Start

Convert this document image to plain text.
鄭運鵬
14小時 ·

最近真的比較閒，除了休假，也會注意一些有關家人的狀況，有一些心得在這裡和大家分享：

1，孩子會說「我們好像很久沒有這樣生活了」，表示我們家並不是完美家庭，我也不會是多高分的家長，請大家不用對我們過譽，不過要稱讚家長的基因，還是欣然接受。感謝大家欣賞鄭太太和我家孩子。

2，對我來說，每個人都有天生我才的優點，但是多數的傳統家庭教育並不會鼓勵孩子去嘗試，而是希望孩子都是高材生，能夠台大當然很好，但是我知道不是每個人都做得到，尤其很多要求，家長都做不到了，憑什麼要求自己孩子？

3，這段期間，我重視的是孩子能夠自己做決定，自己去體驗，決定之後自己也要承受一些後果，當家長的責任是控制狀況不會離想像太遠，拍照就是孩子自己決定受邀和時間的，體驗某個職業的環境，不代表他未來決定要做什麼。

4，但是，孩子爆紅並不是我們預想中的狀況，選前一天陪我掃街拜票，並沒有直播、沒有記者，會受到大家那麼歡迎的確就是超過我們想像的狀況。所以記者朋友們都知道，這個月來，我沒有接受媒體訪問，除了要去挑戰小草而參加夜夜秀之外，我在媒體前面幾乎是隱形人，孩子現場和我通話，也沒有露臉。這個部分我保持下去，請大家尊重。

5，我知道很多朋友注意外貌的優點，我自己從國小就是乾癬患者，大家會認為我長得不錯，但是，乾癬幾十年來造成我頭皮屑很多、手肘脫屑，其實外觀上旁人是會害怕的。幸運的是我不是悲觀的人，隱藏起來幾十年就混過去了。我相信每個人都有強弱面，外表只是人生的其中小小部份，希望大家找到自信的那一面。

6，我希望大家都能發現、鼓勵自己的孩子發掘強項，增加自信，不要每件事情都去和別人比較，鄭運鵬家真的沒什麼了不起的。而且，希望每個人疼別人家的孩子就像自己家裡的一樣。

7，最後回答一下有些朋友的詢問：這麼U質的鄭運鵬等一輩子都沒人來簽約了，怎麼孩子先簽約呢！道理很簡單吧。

End

Repeat the data in its entirety, character for character.

* The reply:
Convert this document image to plain text.
鄭運鵬
14小時 ·

最近真的比較閒，除了休假，也會注意一些有關家人的狀況，有一些心得在這裡和大家分享：

1，孩子會說「我們好像很久沒有這樣生活了」，表示我們家並不是完美家庭，我也不會是多高分的家長，請大家不用對我們過譽，不過要稱讚家長的基因，還是欣然接受。感謝大家欣賞鄭太太和我家孩子。

2，對我來說，每個人都有天生我才的優點，但是多數的傳統家庭教育並不會鼓勵孩子去嘗試，而是希望孩子都是高材生，能夠台大當然很好，但是我知道不是每個人都做得到，尤其很多要求，家長都做不到了，憑什麼要求自己孩子？

3，這段期間，我重視的是孩子能夠自己做決定，自己去體驗，決定之後自己也要承受一些後果，當家長的責任是控制狀況不會離想像太遠，拍照就是孩子自己決定受邀和時間的，體驗某個職業的環境，不代表他未來決定要做什麼。

4，但是，孩子爆紅並不是我們預想中的狀況，選前一天陪我掃街拜票，並沒有直播、沒有記者，會受到大家那麼歡迎的確就是超過我們想像的狀況。所以記者朋友們都知道，這個月來，我沒有接受媒體訪問，除了要去挑戰小草而參加夜夜秀之外，我在媒體前面幾乎是隱形人，孩子現場和我通話，也沒有露臉。這個部分我保持下去，請大家尊重。

5，我知道很多朋友注意外貌的優點，我自己從國小就是乾癬患者，大家會認為我長得不錯，但是，乾癬幾十年來造成我頭皮屑很多、手肘脫屑，其實外觀上旁人是會害怕的。幸運的是我不是悲觀的人，隱藏起來幾十年就混過去了。我相信每個人都有強弱面，外表只是人生的其中小小部份，希望大家找到自信的那一面。

6，我希望大家都能發現、鼓勵自己的孩子發掘強項，增加自信，不要每件事情都去和別人比較，鄭運鵬家真的沒什麼了不起的。而且，希望每個人疼別人家的孩子就像自己家裡的一樣。

7，最後回答一下有些朋友的詢問：這麼U質的鄭運鵬等一輩子都沒人來簽約了，怎麼孩子先簽約呢！道理很簡單吧。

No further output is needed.